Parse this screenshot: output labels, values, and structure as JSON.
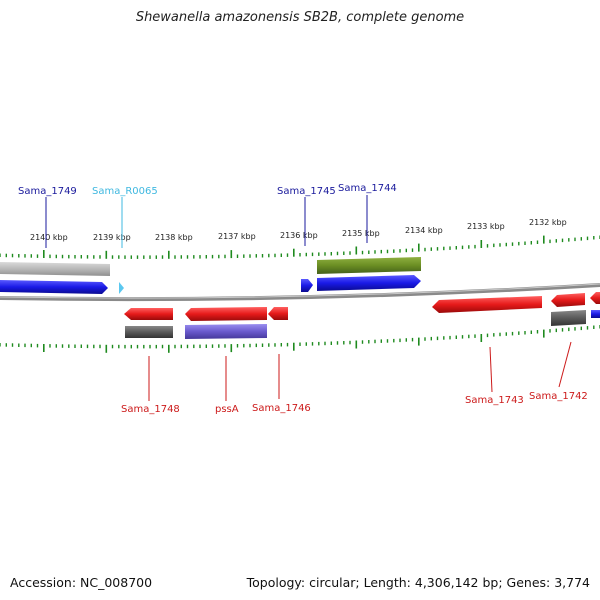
{
  "title": "Shewanella amazonensis SB2B, complete genome",
  "footer": {
    "accession": "Accession: NC_008700",
    "topology": "Topology: circular; Length: 4,306,142 bp; Genes: 3,774"
  },
  "colors": {
    "backbone": "#8a8a8a",
    "ticks": "#1e8a1e",
    "blue_gene": "#1a1ae6",
    "red_gene": "#e61a1a",
    "olive_gene": "#6b8e23",
    "gray_gene": "#b8b8b8",
    "dark_gray_gene": "#5a5a5a",
    "purple_gene": "#6a5acd",
    "light_blue": "#5bc8f0",
    "label_blue": "#1a1a9c",
    "label_cyan": "#3fb8e0",
    "label_red": "#cc1a1a"
  },
  "scale_labels": [
    "2140 kbp",
    "2139 kbp",
    "2138 kbp",
    "2137 kbp",
    "2136 kbp",
    "2135 kbp",
    "2134 kbp",
    "2133 kbp",
    "2132 kbp"
  ],
  "gene_labels": {
    "sama_1749": "Sama_1749",
    "sama_r0065": "Sama_R0065",
    "sama_1745": "Sama_1745",
    "sama_1744": "Sama_1744",
    "sama_1748": "Sama_1748",
    "pssa": "pssA",
    "sama_1746": "Sama_1746",
    "sama_1743": "Sama_1743",
    "sama_1742": "Sama_1742"
  }
}
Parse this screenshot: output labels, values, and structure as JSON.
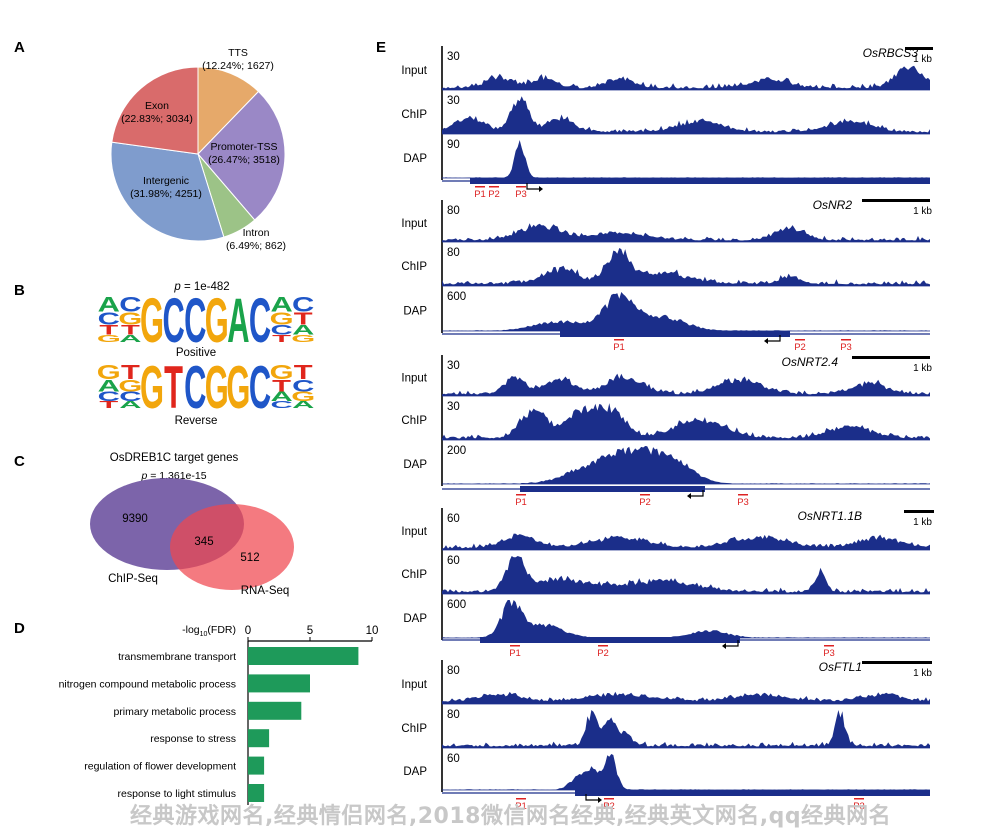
{
  "panels": {
    "a": "A",
    "b": "B",
    "c": "C",
    "d": "D",
    "e": "E"
  },
  "pie": {
    "slices": [
      {
        "name": "TTS",
        "detail": "(12.24%; 1627)",
        "value": 12.24,
        "color": "#E6A96A"
      },
      {
        "name": "Promoter-TSS",
        "detail": "(26.47%; 3518)",
        "value": 26.47,
        "color": "#9A88C6"
      },
      {
        "name": "Intron",
        "detail": "(6.49%; 862)",
        "value": 6.49,
        "color": "#9CC387"
      },
      {
        "name": "Intergenic",
        "detail": "(31.98%; 4251)",
        "value": 31.98,
        "color": "#7F9CCD"
      },
      {
        "name": "Exon",
        "detail": "(22.83%; 3034)",
        "value": 22.83,
        "color": "#D96B6B"
      }
    ]
  },
  "motif": {
    "pvalue": "= 1e-482",
    "p": "p",
    "positive": {
      "label": "Positive",
      "cols": [
        [
          "A",
          "C",
          "T",
          "G"
        ],
        [
          "C",
          "G",
          "T",
          "A"
        ],
        [
          "G"
        ],
        [
          "C"
        ],
        [
          "C"
        ],
        [
          "G"
        ],
        [
          "A"
        ],
        [
          "C"
        ],
        [
          "A",
          "G",
          "C",
          "T"
        ],
        [
          "C",
          "T",
          "A",
          "G"
        ]
      ]
    },
    "reverse": {
      "label": "Reverse",
      "cols": [
        [
          "G",
          "A",
          "C",
          "T"
        ],
        [
          "T",
          "G",
          "C",
          "A"
        ],
        [
          "G"
        ],
        [
          "T"
        ],
        [
          "C"
        ],
        [
          "G"
        ],
        [
          "G"
        ],
        [
          "C"
        ],
        [
          "G",
          "T",
          "A",
          "C"
        ],
        [
          "T",
          "C",
          "G",
          "A"
        ]
      ]
    }
  },
  "venn": {
    "title": "OsDREB1C target genes",
    "p": "p",
    "pvalue": "= 1.361e-15",
    "left_only": "9390",
    "overlap": "345",
    "right_only": "512",
    "left_label": "ChIP-Seq",
    "right_label": "RNA-Seq"
  },
  "chart_data": {
    "type": "bar",
    "orientation": "horizontal",
    "xlabel": "-log10(FDR)",
    "xlabel_main": "-log",
    "xlabel_sub": "10",
    "xlabel_tail": "(FDR)",
    "xlim": [
      0,
      10
    ],
    "xticks": [
      "0",
      "5",
      "10"
    ],
    "categories": [
      "transmembrane transport",
      "nitrogen compound metabolic process",
      "primary metabolic process",
      "response to stress",
      "regulation of flower development",
      "response to light stimulus"
    ],
    "values": [
      8.9,
      5.0,
      4.3,
      1.7,
      1.3,
      1.3
    ],
    "color": "#1E9A5A"
  },
  "tracks": {
    "gene_color": "#1B2E8A",
    "scale": "1 kb",
    "row_labels": [
      "Input",
      "ChIP",
      "DAP"
    ],
    "genes": [
      {
        "name": "OsRBCS3",
        "maxes": [
          "30",
          "30",
          "90"
        ],
        "primers": [
          "P1",
          "P2",
          "P3"
        ]
      },
      {
        "name": "OsNR2",
        "maxes": [
          "80",
          "80",
          "600"
        ],
        "primers": [
          "P1",
          "P2",
          "P3"
        ]
      },
      {
        "name": "OsNRT2.4",
        "maxes": [
          "30",
          "30",
          "200"
        ],
        "primers": [
          "P1",
          "P2",
          "P3"
        ]
      },
      {
        "name": "OsNRT1.1B",
        "maxes": [
          "60",
          "60",
          "600"
        ],
        "primers": [
          "P1",
          "P2",
          "P3"
        ]
      },
      {
        "name": "OsFTL1",
        "maxes": [
          "80",
          "80",
          "60"
        ],
        "primers": [
          "P1",
          "P2",
          "P3"
        ]
      }
    ]
  },
  "watermark": "经典游戏网名,经典情侣网名,2018微信网名经典,经典英文网名,qq经典网名"
}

• PROBLEM STATEMENT
Above are the records. Copy every line in them holding "process".

• SOLVED PROBLEM
      "nitrogen compound metabolic process",
      "primary metabolic process",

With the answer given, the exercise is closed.